(Figure content listings)
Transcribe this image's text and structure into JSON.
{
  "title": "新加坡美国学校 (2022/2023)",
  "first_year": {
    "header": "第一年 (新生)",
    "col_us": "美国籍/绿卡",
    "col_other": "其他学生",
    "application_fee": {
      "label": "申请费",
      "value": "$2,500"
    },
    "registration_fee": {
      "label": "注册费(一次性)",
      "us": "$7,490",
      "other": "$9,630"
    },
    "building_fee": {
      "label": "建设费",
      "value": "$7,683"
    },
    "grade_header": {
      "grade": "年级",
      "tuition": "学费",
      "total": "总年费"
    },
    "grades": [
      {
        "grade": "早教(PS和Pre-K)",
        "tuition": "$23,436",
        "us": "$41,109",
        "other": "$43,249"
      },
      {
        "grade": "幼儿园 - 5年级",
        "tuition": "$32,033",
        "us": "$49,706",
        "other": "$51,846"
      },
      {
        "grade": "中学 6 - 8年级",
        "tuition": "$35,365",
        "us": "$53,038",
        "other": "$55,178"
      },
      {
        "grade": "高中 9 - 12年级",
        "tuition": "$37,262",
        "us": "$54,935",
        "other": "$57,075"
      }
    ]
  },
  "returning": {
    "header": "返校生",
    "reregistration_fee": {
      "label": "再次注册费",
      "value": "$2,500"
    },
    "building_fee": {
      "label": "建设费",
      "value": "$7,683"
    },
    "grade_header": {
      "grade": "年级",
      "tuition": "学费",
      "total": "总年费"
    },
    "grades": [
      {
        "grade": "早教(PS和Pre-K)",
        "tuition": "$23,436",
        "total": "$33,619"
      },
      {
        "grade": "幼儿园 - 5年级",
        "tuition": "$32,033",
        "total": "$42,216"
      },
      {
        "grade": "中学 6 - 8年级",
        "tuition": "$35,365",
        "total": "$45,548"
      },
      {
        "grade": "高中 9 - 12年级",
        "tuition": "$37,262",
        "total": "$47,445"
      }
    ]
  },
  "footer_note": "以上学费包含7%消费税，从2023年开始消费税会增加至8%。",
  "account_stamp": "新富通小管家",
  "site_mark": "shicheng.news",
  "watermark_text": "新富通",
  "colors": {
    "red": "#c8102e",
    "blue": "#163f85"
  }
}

**What is being asked**
Write out every entry again, keeping each line exactly the same.

**Expected output**
Transcribe this image's text and structure into JSON.
{
  "title": "新加坡美国学校 (2022/2023)",
  "first_year": {
    "header": "第一年 (新生)",
    "col_us": "美国籍/绿卡",
    "col_other": "其他学生",
    "application_fee": {
      "label": "申请费",
      "value": "$2,500"
    },
    "registration_fee": {
      "label": "注册费(一次性)",
      "us": "$7,490",
      "other": "$9,630"
    },
    "building_fee": {
      "label": "建设费",
      "value": "$7,683"
    },
    "grade_header": {
      "grade": "年级",
      "tuition": "学费",
      "total": "总年费"
    },
    "grades": [
      {
        "grade": "早教(PS和Pre-K)",
        "tuition": "$23,436",
        "us": "$41,109",
        "other": "$43,249"
      },
      {
        "grade": "幼儿园 - 5年级",
        "tuition": "$32,033",
        "us": "$49,706",
        "other": "$51,846"
      },
      {
        "grade": "中学 6 - 8年级",
        "tuition": "$35,365",
        "us": "$53,038",
        "other": "$55,178"
      },
      {
        "grade": "高中 9 - 12年级",
        "tuition": "$37,262",
        "us": "$54,935",
        "other": "$57,075"
      }
    ]
  },
  "returning": {
    "header": "返校生",
    "reregistration_fee": {
      "label": "再次注册费",
      "value": "$2,500"
    },
    "building_fee": {
      "label": "建设费",
      "value": "$7,683"
    },
    "grade_header": {
      "grade": "年级",
      "tuition": "学费",
      "total": "总年费"
    },
    "grades": [
      {
        "grade": "早教(PS和Pre-K)",
        "tuition": "$23,436",
        "total": "$33,619"
      },
      {
        "grade": "幼儿园 - 5年级",
        "tuition": "$32,033",
        "total": "$42,216"
      },
      {
        "grade": "中学 6 - 8年级",
        "tuition": "$35,365",
        "total": "$45,548"
      },
      {
        "grade": "高中 9 - 12年级",
        "tuition": "$37,262",
        "total": "$47,445"
      }
    ]
  },
  "footer_note": "以上学费包含7%消费税，从2023年开始消费税会增加至8%。",
  "account_stamp": "新富通小管家",
  "site_mark": "shicheng.news",
  "watermark_text": "新富通",
  "colors": {
    "red": "#c8102e",
    "blue": "#163f85"
  }
}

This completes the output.